Aim of the task :: Below is a block of records; repeat each one exactly.
----- Dataset excerpts -----
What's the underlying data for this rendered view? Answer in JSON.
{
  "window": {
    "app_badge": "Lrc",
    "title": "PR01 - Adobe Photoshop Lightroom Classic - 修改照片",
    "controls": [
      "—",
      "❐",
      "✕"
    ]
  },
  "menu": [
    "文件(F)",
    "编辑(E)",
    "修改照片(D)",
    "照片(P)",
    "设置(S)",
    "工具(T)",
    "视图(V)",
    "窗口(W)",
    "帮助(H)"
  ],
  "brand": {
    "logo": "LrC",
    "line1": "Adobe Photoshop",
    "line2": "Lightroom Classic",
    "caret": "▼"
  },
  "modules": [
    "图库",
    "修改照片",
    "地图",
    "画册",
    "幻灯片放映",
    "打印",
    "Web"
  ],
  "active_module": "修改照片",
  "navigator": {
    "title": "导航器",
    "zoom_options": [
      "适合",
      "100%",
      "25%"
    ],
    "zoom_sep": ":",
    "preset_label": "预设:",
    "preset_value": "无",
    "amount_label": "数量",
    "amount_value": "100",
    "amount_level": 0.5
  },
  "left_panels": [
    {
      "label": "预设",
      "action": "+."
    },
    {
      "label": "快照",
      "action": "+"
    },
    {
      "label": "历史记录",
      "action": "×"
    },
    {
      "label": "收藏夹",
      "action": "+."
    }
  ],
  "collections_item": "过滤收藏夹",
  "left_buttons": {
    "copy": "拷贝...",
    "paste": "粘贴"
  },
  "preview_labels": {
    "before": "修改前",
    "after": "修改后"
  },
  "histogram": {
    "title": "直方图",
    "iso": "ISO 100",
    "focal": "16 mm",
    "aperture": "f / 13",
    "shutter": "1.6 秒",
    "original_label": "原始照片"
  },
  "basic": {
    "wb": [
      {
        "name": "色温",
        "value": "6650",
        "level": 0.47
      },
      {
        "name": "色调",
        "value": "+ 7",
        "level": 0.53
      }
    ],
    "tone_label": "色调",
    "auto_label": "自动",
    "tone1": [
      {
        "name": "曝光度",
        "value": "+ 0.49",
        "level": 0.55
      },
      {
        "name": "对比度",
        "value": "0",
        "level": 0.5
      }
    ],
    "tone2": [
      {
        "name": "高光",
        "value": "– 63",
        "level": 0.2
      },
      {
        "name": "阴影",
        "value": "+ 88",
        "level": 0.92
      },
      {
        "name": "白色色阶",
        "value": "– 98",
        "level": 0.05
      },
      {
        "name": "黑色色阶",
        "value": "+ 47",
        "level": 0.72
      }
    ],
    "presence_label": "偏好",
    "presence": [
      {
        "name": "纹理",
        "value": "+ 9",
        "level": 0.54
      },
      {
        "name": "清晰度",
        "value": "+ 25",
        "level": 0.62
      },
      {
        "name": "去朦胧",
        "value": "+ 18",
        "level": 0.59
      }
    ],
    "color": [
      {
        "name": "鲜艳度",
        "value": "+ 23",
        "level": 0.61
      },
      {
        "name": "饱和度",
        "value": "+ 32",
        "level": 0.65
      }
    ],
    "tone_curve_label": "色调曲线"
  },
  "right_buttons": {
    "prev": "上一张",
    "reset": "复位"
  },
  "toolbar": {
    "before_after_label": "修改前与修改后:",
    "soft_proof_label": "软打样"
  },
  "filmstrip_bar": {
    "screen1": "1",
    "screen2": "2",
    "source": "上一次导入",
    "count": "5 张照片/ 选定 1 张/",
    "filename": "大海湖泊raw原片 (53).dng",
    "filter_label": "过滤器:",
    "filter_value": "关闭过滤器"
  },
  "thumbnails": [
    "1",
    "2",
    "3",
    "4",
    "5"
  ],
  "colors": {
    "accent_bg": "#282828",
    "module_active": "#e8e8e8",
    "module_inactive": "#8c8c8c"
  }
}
-----
Answer to the exercise ::
What's the underlying data for this rendered view? Answer in JSON.
{
  "window": {
    "app_badge": "Lrc",
    "title": "PR01 - Adobe Photoshop Lightroom Classic - 修改照片",
    "controls": [
      "—",
      "❐",
      "✕"
    ]
  },
  "menu": [
    "文件(F)",
    "编辑(E)",
    "修改照片(D)",
    "照片(P)",
    "设置(S)",
    "工具(T)",
    "视图(V)",
    "窗口(W)",
    "帮助(H)"
  ],
  "brand": {
    "logo": "LrC",
    "line1": "Adobe Photoshop",
    "line2": "Lightroom Classic",
    "caret": "▼"
  },
  "modules": [
    "图库",
    "修改照片",
    "地图",
    "画册",
    "幻灯片放映",
    "打印",
    "Web"
  ],
  "active_module": "修改照片",
  "navigator": {
    "title": "导航器",
    "zoom_options": [
      "适合",
      "100%",
      "25%"
    ],
    "zoom_sep": ":",
    "preset_label": "预设:",
    "preset_value": "无",
    "amount_label": "数量",
    "amount_value": "100",
    "amount_level": 0.5
  },
  "left_panels": [
    {
      "label": "预设",
      "action": "+."
    },
    {
      "label": "快照",
      "action": "+"
    },
    {
      "label": "历史记录",
      "action": "×"
    },
    {
      "label": "收藏夹",
      "action": "+."
    }
  ],
  "collections_item": "过滤收藏夹",
  "left_buttons": {
    "copy": "拷贝...",
    "paste": "粘贴"
  },
  "preview_labels": {
    "before": "修改前",
    "after": "修改后"
  },
  "histogram": {
    "title": "直方图",
    "iso": "ISO 100",
    "focal": "16 mm",
    "aperture": "f / 13",
    "shutter": "1.6 秒",
    "original_label": "原始照片"
  },
  "basic": {
    "wb": [
      {
        "name": "色温",
        "value": "6650",
        "level": 0.47
      },
      {
        "name": "色调",
        "value": "+ 7",
        "level": 0.53
      }
    ],
    "tone_label": "色调",
    "auto_label": "自动",
    "tone1": [
      {
        "name": "曝光度",
        "value": "+ 0.49",
        "level": 0.55
      },
      {
        "name": "对比度",
        "value": "0",
        "level": 0.5
      }
    ],
    "tone2": [
      {
        "name": "高光",
        "value": "– 63",
        "level": 0.2
      },
      {
        "name": "阴影",
        "value": "+ 88",
        "level": 0.92
      },
      {
        "name": "白色色阶",
        "value": "– 98",
        "level": 0.05
      },
      {
        "name": "黑色色阶",
        "value": "+ 47",
        "level": 0.72
      }
    ],
    "presence_label": "偏好",
    "presence": [
      {
        "name": "纹理",
        "value": "+ 9",
        "level": 0.54
      },
      {
        "name": "清晰度",
        "value": "+ 25",
        "level": 0.62
      },
      {
        "name": "去朦胧",
        "value": "+ 18",
        "level": 0.59
      }
    ],
    "color": [
      {
        "name": "鲜艳度",
        "value": "+ 23",
        "level": 0.61
      },
      {
        "name": "饱和度",
        "value": "+ 32",
        "level": 0.65
      }
    ],
    "tone_curve_label": "色调曲线"
  },
  "right_buttons": {
    "prev": "上一张",
    "reset": "复位"
  },
  "toolbar": {
    "before_after_label": "修改前与修改后:",
    "soft_proof_label": "软打样"
  },
  "filmstrip_bar": {
    "screen1": "1",
    "screen2": "2",
    "source": "上一次导入",
    "count": "5 张照片/ 选定 1 张/",
    "filename": "大海湖泊raw原片 (53).dng",
    "filter_label": "过滤器:",
    "filter_value": "关闭过滤器"
  },
  "thumbnails": [
    "1",
    "2",
    "3",
    "4",
    "5"
  ],
  "colors": {
    "accent_bg": "#282828",
    "module_active": "#e8e8e8",
    "module_inactive": "#8c8c8c"
  }
}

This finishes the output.